▶ SET PROBLEM
Every line of the material that follows must be printed again exactly.
══════
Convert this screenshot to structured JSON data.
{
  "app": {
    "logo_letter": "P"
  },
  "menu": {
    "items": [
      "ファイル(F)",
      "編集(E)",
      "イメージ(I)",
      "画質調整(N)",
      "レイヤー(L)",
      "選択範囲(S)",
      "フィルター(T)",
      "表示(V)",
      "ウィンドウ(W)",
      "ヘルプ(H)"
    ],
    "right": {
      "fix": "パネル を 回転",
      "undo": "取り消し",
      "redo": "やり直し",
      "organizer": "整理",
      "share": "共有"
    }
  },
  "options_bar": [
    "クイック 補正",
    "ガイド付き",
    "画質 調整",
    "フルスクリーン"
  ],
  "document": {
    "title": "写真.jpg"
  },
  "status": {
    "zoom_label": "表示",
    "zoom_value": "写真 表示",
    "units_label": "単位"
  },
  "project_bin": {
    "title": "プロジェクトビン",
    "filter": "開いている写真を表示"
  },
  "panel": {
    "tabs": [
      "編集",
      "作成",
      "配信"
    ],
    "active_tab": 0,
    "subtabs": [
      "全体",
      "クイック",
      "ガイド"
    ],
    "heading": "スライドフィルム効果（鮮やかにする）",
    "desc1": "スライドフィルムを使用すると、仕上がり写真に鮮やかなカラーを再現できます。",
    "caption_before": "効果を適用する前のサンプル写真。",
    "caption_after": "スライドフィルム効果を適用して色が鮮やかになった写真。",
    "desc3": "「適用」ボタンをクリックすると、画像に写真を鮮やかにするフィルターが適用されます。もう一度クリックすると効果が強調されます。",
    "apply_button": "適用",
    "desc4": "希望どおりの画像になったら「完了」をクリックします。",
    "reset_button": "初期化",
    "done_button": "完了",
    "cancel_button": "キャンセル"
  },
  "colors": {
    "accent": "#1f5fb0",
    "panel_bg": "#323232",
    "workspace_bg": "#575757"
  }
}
══════
▶ RESULT OF THE TASK
Convert this screenshot to structured JSON data.
{
  "app": {
    "logo_letter": "P"
  },
  "menu": {
    "items": [
      "ファイル(F)",
      "編集(E)",
      "イメージ(I)",
      "画質調整(N)",
      "レイヤー(L)",
      "選択範囲(S)",
      "フィルター(T)",
      "表示(V)",
      "ウィンドウ(W)",
      "ヘルプ(H)"
    ],
    "right": {
      "fix": "パネル を 回転",
      "undo": "取り消し",
      "redo": "やり直し",
      "organizer": "整理",
      "share": "共有"
    }
  },
  "options_bar": [
    "クイック 補正",
    "ガイド付き",
    "画質 調整",
    "フルスクリーン"
  ],
  "document": {
    "title": "写真.jpg"
  },
  "status": {
    "zoom_label": "表示",
    "zoom_value": "写真 表示",
    "units_label": "単位"
  },
  "project_bin": {
    "title": "プロジェクトビン",
    "filter": "開いている写真を表示"
  },
  "panel": {
    "tabs": [
      "編集",
      "作成",
      "配信"
    ],
    "active_tab": 0,
    "subtabs": [
      "全体",
      "クイック",
      "ガイド"
    ],
    "heading": "スライドフィルム効果（鮮やかにする）",
    "desc1": "スライドフィルムを使用すると、仕上がり写真に鮮やかなカラーを再現できます。",
    "caption_before": "効果を適用する前のサンプル写真。",
    "caption_after": "スライドフィルム効果を適用して色が鮮やかになった写真。",
    "desc3": "「適用」ボタンをクリックすると、画像に写真を鮮やかにするフィルターが適用されます。もう一度クリックすると効果が強調されます。",
    "apply_button": "適用",
    "desc4": "希望どおりの画像になったら「完了」をクリックします。",
    "reset_button": "初期化",
    "done_button": "完了",
    "cancel_button": "キャンセル"
  },
  "colors": {
    "accent": "#1f5fb0",
    "panel_bg": "#323232",
    "workspace_bg": "#575757"
  }
}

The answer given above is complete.